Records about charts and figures
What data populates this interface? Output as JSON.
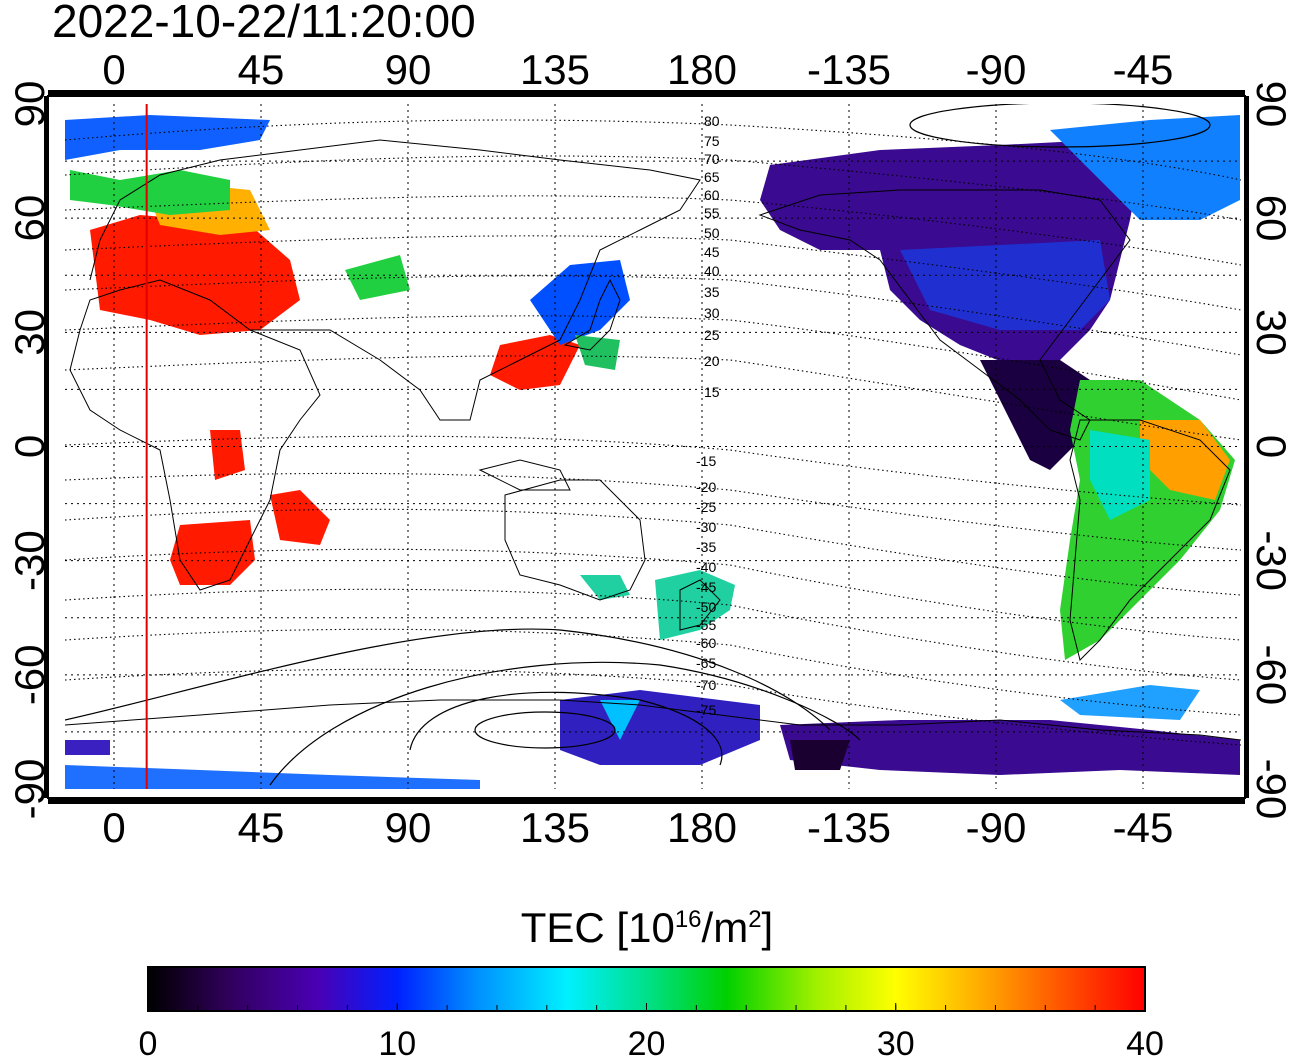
{
  "title": "2022-10-22/11:20:00",
  "map": {
    "lon_ticks_top": [
      "0",
      "45",
      "90",
      "135",
      "180",
      "-135",
      "-90",
      "-45"
    ],
    "lon_ticks_bottom": [
      "0",
      "45",
      "90",
      "135",
      "180",
      "-135",
      "-90",
      "-45"
    ],
    "lat_ticks_left": [
      "90",
      "60",
      "30",
      "0",
      "-30",
      "-60",
      "-90"
    ],
    "lat_ticks_right": [
      "90",
      "60",
      "30",
      "0",
      "-30",
      "-60",
      "-90"
    ],
    "contour_labels_north": [
      "80",
      "75",
      "70",
      "65",
      "60",
      "55",
      "50",
      "45",
      "40",
      "35",
      "30",
      "25",
      "20",
      "15"
    ],
    "contour_labels_south": [
      "-15",
      "-20",
      "-25",
      "-30",
      "-35",
      "-40",
      "-45",
      "-50",
      "-55",
      "-60",
      "-65",
      "-70",
      "-75"
    ],
    "marker_longitude": 10,
    "marker_color": "#e00000"
  },
  "colorbar": {
    "title_main": "TEC  [10",
    "title_exp": "16",
    "title_unit": "/m",
    "title_unit_exp": "2",
    "title_close": "]",
    "ticks": [
      "0",
      "10",
      "20",
      "30",
      "40"
    ],
    "min": 0,
    "max": 40,
    "colors": [
      "#000000",
      "#30005a",
      "#4a00b4",
      "#0020ff",
      "#0090ff",
      "#00f0ff",
      "#00e08a",
      "#00d000",
      "#a0f000",
      "#ffff00",
      "#ffb000",
      "#ff5000",
      "#ff0000"
    ]
  }
}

*Your goal*
With the pictures omitted, reproduce the records in full and exactly.

*Solution to this problem*
What data populates this interface? Output as JSON.
{
  "title": "2022-10-22/11:20:00",
  "map": {
    "lon_ticks_top": [
      "0",
      "45",
      "90",
      "135",
      "180",
      "-135",
      "-90",
      "-45"
    ],
    "lon_ticks_bottom": [
      "0",
      "45",
      "90",
      "135",
      "180",
      "-135",
      "-90",
      "-45"
    ],
    "lat_ticks_left": [
      "90",
      "60",
      "30",
      "0",
      "-30",
      "-60",
      "-90"
    ],
    "lat_ticks_right": [
      "90",
      "60",
      "30",
      "0",
      "-30",
      "-60",
      "-90"
    ],
    "contour_labels_north": [
      "80",
      "75",
      "70",
      "65",
      "60",
      "55",
      "50",
      "45",
      "40",
      "35",
      "30",
      "25",
      "20",
      "15"
    ],
    "contour_labels_south": [
      "-15",
      "-20",
      "-25",
      "-30",
      "-35",
      "-40",
      "-45",
      "-50",
      "-55",
      "-60",
      "-65",
      "-70",
      "-75"
    ],
    "marker_longitude": 10,
    "marker_color": "#e00000"
  },
  "colorbar": {
    "title_main": "TEC  [10",
    "title_exp": "16",
    "title_unit": "/m",
    "title_unit_exp": "2",
    "title_close": "]",
    "ticks": [
      "0",
      "10",
      "20",
      "30",
      "40"
    ],
    "min": 0,
    "max": 40,
    "colors": [
      "#000000",
      "#30005a",
      "#4a00b4",
      "#0020ff",
      "#0090ff",
      "#00f0ff",
      "#00e08a",
      "#00d000",
      "#a0f000",
      "#ffff00",
      "#ffb000",
      "#ff5000",
      "#ff0000"
    ]
  }
}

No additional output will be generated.